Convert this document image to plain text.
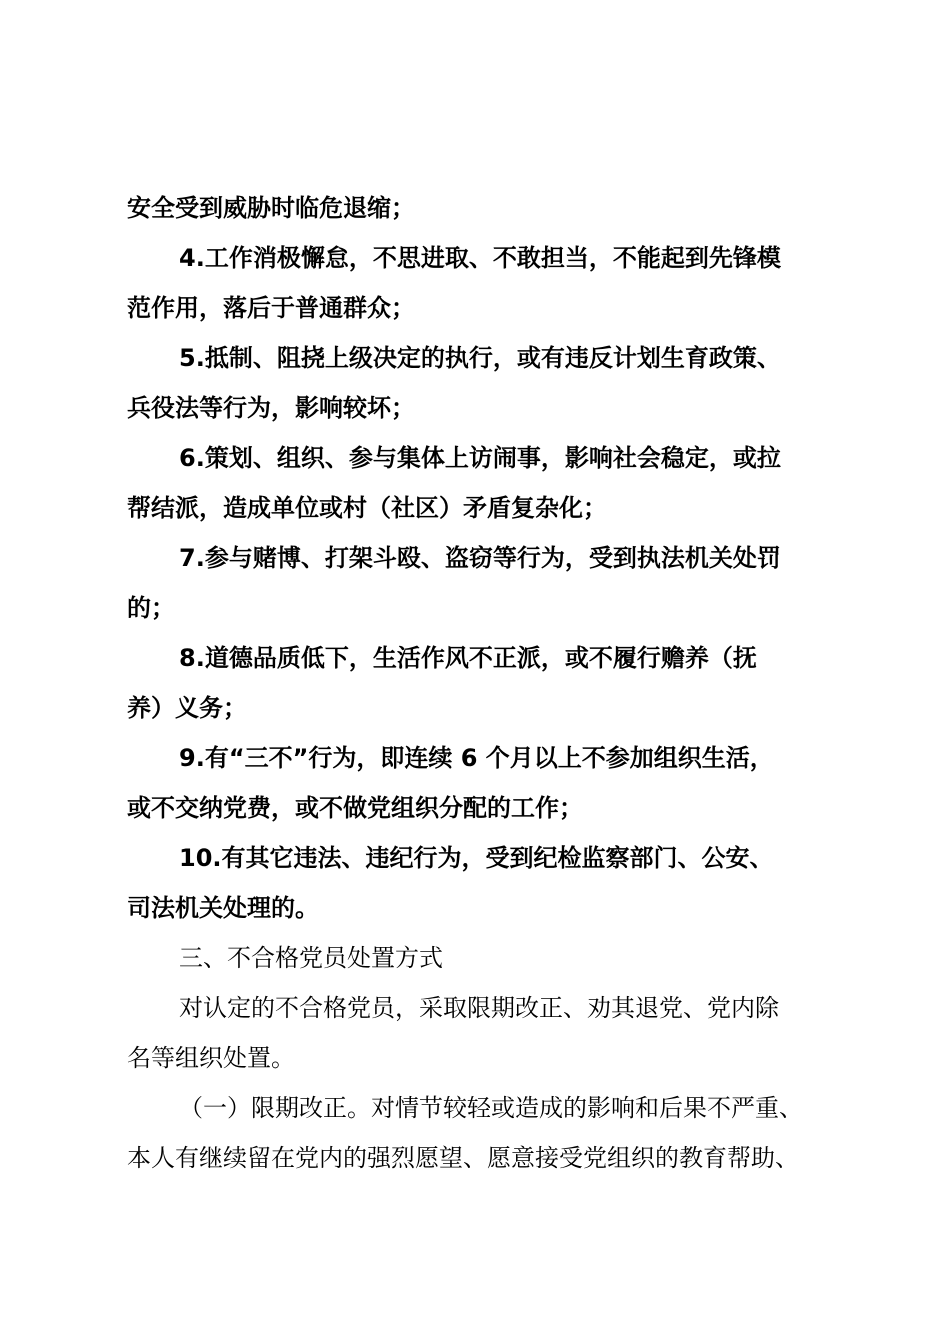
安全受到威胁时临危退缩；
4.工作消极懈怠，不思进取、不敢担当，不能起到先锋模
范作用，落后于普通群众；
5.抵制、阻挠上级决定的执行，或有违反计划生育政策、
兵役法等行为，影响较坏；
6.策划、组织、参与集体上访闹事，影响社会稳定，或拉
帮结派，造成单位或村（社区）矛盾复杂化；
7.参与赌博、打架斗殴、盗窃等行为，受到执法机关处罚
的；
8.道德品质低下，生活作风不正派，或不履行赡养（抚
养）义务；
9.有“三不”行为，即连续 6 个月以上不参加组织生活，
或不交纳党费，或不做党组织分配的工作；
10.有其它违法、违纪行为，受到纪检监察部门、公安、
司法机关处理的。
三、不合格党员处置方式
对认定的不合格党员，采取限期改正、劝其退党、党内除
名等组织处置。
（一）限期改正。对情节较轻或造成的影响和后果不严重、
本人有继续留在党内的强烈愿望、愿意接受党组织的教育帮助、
------------------------------------------------
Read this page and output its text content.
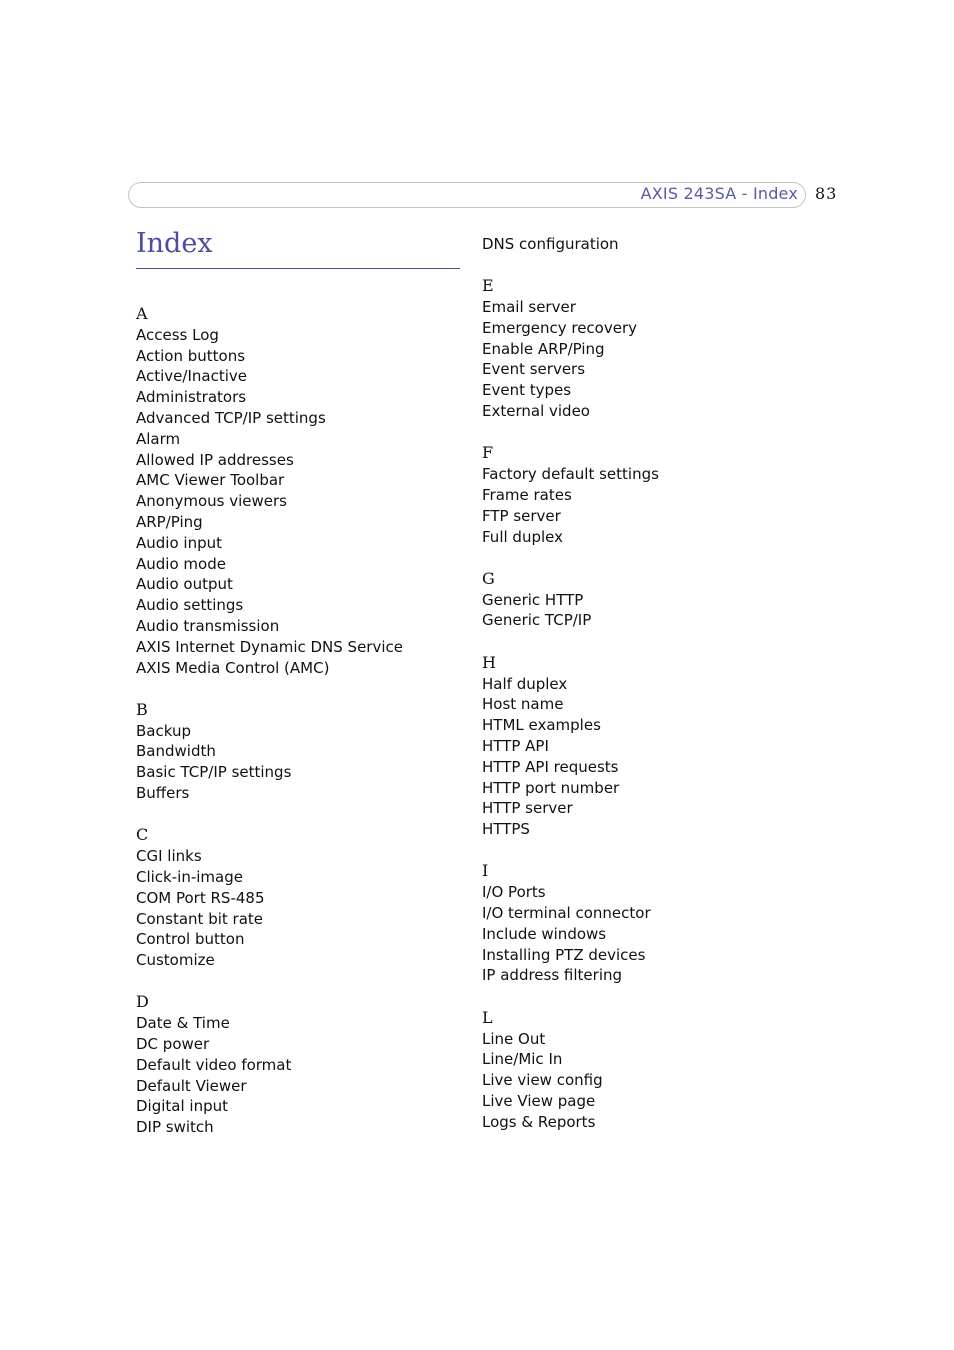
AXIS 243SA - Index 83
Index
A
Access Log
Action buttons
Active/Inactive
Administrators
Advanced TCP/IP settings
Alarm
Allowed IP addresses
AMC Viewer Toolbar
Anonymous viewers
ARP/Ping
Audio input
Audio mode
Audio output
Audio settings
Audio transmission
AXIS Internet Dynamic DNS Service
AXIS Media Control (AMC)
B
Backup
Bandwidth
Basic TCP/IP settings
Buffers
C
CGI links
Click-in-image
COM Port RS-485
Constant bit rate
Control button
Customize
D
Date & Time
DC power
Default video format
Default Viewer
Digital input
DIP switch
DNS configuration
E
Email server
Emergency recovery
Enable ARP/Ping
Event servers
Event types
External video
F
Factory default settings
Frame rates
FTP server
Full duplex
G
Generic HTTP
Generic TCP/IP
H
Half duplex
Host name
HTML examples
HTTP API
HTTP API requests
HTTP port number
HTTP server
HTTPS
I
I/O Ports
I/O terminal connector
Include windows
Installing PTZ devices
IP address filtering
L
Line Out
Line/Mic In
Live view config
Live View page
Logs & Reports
------------------------------------------------
**EXERCISE INSTRUCTIONS**: Count the lines in the records above that hold the word "Audio", and give only that number.

**RESPONSE TO THE EXERCISE**: 5